→ **Set exercise**: Scan the data beneath this task and copy each line that includes "malade".
※
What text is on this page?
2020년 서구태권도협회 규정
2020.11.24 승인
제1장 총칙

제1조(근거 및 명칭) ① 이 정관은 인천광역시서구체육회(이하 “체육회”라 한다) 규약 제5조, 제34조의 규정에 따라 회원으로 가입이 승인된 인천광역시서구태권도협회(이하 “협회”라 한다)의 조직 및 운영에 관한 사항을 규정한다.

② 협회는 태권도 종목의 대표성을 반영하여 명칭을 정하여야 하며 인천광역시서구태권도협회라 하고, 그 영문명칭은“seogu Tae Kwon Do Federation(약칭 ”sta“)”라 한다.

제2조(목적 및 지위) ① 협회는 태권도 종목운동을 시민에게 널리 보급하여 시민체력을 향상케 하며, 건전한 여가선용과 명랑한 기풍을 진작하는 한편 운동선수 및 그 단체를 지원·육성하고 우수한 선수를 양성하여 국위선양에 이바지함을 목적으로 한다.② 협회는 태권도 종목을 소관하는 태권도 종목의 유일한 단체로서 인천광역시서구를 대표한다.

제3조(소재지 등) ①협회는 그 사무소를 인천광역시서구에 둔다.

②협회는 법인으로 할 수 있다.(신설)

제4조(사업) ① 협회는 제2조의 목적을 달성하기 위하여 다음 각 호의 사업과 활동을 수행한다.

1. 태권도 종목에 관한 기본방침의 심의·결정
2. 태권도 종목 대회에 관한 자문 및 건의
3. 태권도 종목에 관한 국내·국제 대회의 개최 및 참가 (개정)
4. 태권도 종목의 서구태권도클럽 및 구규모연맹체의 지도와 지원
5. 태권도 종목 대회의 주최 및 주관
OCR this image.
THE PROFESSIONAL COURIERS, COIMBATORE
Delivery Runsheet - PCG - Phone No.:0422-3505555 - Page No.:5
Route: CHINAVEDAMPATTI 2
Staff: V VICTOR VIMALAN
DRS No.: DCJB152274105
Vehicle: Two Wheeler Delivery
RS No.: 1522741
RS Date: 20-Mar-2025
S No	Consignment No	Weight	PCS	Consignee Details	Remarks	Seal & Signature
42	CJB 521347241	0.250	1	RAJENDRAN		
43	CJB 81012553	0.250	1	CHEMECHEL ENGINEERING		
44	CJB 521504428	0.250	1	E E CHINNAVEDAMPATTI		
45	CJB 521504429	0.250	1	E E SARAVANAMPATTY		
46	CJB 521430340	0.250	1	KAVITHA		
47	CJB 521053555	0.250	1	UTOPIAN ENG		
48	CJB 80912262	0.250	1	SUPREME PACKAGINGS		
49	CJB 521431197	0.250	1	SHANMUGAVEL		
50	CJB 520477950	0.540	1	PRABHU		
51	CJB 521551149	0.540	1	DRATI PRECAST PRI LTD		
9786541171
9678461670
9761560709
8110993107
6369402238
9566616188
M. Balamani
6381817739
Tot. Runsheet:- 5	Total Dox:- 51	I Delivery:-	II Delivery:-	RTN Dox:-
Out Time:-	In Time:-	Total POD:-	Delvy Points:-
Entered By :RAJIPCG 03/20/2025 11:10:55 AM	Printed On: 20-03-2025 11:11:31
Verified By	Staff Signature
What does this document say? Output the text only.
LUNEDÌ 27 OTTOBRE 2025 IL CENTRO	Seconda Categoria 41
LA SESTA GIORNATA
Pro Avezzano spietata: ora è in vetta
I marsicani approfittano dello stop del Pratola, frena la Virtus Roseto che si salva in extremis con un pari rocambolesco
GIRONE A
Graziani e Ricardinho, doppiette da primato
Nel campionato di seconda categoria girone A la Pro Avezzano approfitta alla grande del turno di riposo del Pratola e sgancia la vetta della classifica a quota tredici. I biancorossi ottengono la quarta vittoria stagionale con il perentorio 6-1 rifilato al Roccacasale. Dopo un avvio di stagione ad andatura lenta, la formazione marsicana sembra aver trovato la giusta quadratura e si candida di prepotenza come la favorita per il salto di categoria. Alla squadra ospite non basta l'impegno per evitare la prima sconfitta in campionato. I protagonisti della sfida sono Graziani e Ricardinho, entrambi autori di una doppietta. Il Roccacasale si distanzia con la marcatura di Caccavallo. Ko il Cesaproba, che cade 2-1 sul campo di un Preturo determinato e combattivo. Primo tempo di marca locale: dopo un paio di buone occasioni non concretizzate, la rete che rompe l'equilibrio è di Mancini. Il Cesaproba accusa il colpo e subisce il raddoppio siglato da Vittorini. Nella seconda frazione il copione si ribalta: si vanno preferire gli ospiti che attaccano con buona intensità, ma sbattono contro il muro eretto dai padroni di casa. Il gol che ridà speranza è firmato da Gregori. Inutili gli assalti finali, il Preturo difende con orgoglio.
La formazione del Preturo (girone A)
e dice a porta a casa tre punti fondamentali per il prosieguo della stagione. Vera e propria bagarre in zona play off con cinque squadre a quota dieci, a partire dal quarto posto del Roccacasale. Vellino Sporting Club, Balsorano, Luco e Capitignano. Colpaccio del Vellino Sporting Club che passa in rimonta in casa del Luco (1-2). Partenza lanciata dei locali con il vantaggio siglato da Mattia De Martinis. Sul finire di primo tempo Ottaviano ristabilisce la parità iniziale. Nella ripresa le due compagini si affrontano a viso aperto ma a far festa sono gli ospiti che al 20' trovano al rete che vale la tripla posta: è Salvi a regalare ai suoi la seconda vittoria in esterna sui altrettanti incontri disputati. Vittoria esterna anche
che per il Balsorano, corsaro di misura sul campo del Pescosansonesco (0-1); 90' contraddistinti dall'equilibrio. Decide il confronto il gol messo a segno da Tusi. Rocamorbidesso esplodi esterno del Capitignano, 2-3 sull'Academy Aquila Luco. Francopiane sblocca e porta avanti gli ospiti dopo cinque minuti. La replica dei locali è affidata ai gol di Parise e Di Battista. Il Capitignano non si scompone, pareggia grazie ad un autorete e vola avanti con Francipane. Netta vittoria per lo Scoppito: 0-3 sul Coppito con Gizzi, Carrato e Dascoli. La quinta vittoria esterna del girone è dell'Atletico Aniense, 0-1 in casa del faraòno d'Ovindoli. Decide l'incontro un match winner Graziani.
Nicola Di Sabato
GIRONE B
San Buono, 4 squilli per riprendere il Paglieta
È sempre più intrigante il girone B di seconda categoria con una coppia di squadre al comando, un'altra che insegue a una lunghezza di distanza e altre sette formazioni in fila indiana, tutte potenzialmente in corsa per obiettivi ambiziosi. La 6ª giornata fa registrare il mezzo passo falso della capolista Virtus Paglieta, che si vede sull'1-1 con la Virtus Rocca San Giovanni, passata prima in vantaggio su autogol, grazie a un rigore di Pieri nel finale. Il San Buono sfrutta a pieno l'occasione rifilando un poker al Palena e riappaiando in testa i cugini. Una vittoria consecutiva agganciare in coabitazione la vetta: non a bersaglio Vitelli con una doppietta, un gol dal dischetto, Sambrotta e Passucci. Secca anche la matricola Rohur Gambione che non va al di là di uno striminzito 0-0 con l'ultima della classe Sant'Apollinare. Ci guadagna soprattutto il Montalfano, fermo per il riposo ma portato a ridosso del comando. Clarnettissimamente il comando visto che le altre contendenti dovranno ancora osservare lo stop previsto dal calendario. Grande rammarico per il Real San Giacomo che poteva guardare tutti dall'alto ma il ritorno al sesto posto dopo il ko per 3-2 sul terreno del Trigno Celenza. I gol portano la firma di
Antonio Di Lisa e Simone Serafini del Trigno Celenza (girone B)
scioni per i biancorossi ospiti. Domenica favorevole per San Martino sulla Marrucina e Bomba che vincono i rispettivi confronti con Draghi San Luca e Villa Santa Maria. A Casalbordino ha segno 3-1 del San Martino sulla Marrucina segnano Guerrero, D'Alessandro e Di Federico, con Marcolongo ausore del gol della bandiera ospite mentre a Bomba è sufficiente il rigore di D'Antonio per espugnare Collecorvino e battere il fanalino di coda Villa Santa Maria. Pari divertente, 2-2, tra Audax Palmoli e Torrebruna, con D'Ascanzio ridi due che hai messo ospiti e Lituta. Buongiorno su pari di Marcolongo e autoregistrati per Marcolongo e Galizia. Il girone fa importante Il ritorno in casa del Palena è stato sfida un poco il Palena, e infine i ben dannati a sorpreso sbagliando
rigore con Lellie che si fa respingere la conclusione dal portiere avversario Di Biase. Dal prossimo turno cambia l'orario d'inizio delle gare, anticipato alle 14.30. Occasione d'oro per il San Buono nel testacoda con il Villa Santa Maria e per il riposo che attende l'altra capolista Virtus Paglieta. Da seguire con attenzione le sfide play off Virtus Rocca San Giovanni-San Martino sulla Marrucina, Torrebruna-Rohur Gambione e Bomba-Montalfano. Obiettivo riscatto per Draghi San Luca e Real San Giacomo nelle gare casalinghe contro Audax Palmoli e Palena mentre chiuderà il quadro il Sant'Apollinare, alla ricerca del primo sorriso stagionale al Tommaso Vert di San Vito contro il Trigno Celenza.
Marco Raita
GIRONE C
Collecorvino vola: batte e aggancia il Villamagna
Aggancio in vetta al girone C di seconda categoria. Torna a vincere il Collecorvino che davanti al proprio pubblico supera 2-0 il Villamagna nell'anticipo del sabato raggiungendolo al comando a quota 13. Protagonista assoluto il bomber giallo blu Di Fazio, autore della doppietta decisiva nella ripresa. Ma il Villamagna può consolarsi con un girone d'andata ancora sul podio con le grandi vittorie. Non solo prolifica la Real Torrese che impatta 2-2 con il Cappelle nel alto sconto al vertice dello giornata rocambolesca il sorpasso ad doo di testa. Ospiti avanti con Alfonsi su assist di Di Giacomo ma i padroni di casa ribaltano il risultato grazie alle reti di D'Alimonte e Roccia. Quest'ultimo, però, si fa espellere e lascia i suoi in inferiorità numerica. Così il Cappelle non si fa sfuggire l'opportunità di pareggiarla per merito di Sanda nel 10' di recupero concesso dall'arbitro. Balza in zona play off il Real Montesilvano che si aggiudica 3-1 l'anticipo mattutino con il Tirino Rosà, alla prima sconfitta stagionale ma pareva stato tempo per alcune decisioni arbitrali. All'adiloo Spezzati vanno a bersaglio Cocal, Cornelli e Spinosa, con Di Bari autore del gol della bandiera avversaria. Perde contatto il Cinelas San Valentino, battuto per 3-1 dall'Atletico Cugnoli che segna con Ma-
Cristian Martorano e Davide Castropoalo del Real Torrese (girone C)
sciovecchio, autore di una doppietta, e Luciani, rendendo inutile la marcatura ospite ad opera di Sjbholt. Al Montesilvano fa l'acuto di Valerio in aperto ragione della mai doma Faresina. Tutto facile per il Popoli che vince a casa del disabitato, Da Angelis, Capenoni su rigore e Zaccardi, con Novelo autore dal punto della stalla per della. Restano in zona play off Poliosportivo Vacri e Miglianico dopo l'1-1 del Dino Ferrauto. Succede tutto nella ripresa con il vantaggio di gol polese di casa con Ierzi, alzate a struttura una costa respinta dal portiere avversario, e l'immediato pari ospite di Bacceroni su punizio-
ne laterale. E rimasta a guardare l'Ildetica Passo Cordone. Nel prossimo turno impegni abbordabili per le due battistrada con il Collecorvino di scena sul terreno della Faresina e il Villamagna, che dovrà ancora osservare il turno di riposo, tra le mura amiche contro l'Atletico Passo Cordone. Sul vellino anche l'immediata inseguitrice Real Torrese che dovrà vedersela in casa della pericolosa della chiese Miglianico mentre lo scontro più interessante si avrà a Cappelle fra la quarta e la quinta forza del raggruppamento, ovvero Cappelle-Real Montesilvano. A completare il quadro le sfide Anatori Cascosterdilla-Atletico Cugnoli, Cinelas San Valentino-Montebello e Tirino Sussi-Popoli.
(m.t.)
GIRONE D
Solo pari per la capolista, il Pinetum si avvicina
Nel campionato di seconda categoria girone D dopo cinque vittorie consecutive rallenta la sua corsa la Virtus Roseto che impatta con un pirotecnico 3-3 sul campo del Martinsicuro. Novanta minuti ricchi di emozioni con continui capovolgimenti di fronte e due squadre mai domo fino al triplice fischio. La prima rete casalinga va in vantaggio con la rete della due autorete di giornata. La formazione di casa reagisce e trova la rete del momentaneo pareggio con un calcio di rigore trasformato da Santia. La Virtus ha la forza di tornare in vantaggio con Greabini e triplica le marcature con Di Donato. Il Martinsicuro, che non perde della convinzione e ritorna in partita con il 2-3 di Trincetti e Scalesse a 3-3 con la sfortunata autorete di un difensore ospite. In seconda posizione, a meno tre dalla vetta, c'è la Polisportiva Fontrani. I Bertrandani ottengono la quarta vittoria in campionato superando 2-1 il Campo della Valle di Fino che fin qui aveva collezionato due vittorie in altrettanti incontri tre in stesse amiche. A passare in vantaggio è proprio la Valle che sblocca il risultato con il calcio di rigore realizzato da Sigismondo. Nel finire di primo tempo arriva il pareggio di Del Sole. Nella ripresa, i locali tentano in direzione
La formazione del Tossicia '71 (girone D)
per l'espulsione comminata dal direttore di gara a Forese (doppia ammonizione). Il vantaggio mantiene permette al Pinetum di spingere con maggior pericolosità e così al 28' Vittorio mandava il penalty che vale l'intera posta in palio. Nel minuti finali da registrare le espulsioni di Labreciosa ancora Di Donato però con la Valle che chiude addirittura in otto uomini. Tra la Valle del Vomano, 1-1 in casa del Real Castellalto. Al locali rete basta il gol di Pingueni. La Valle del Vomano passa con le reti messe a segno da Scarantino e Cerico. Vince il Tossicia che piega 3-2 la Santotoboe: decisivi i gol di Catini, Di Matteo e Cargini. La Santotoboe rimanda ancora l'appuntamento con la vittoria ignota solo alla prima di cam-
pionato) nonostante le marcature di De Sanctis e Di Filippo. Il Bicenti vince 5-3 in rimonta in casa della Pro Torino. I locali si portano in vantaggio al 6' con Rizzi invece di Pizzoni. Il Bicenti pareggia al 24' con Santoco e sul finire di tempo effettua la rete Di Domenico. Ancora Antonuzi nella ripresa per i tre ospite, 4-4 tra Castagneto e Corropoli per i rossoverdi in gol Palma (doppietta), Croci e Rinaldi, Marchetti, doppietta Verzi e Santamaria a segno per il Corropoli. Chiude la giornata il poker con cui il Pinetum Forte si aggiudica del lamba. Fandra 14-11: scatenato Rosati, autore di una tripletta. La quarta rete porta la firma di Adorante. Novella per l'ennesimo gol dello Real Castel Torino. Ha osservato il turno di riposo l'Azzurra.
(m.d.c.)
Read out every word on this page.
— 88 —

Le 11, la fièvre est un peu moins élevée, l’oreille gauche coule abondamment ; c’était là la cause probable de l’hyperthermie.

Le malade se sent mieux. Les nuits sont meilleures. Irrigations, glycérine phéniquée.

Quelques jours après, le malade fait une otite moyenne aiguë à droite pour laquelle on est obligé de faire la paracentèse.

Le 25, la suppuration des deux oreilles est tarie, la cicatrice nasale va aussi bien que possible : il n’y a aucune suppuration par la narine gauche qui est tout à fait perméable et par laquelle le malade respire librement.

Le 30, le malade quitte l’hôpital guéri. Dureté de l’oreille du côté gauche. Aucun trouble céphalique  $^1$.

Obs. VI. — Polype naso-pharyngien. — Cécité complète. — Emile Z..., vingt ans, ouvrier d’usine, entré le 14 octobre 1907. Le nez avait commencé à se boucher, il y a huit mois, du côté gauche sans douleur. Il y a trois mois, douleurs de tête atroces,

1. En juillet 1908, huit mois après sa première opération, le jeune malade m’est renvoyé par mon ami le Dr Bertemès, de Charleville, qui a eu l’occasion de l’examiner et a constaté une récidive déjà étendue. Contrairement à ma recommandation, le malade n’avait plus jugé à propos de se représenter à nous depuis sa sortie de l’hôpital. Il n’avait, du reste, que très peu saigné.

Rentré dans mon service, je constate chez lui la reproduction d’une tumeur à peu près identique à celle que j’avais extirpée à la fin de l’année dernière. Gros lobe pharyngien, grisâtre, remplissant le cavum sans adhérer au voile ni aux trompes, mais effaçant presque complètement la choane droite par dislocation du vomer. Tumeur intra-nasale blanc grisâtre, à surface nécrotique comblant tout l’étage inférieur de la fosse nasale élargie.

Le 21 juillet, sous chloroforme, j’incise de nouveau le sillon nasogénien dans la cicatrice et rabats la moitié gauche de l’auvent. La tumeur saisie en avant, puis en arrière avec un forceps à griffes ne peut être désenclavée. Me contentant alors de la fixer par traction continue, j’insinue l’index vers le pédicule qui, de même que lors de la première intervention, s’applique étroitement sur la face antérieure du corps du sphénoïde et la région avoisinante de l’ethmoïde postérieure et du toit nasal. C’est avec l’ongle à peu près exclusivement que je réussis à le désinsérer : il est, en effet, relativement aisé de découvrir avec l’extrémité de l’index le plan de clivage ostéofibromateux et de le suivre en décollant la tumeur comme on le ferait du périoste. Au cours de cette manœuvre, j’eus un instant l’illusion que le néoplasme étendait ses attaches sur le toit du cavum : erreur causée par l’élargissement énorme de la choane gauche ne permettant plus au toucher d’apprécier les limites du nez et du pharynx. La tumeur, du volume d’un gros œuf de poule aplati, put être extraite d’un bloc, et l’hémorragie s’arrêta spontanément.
※
→ **In response**:
Le malade se sent mieux. Les nuits sont meilleures. Irrigations, glycérine phéniquée.
Quelques jours après, le malade fait une otite moyenne aiguë à droite pour laquelle on est obligé de faire la paracentèse.
Le 25, la suppuration des deux oreilles est tarie, la cicatrice nasale va aussi bien que possible : il n’y a aucune suppuration par la narine gauche qui est tout à fait perméable et par laquelle le malade respire librement.
Le 30, le malade quitte l’hôpital guéri. Dureté de l’oreille du côté gauche. Aucun trouble céphalique  $^1$.
1. En juillet 1908, huit mois après sa première opération, le jeune malade m’est renvoyé par mon ami le Dr Bertemès, de Charleville, qui a eu l’occasion de l’examiner et a constaté une récidive déjà étendue. Contrairement à ma recommandation, le malade n’avait plus jugé à propos de se représenter à nous depuis sa sortie de l’hôpital. Il n’avait, du reste, que très peu saigné.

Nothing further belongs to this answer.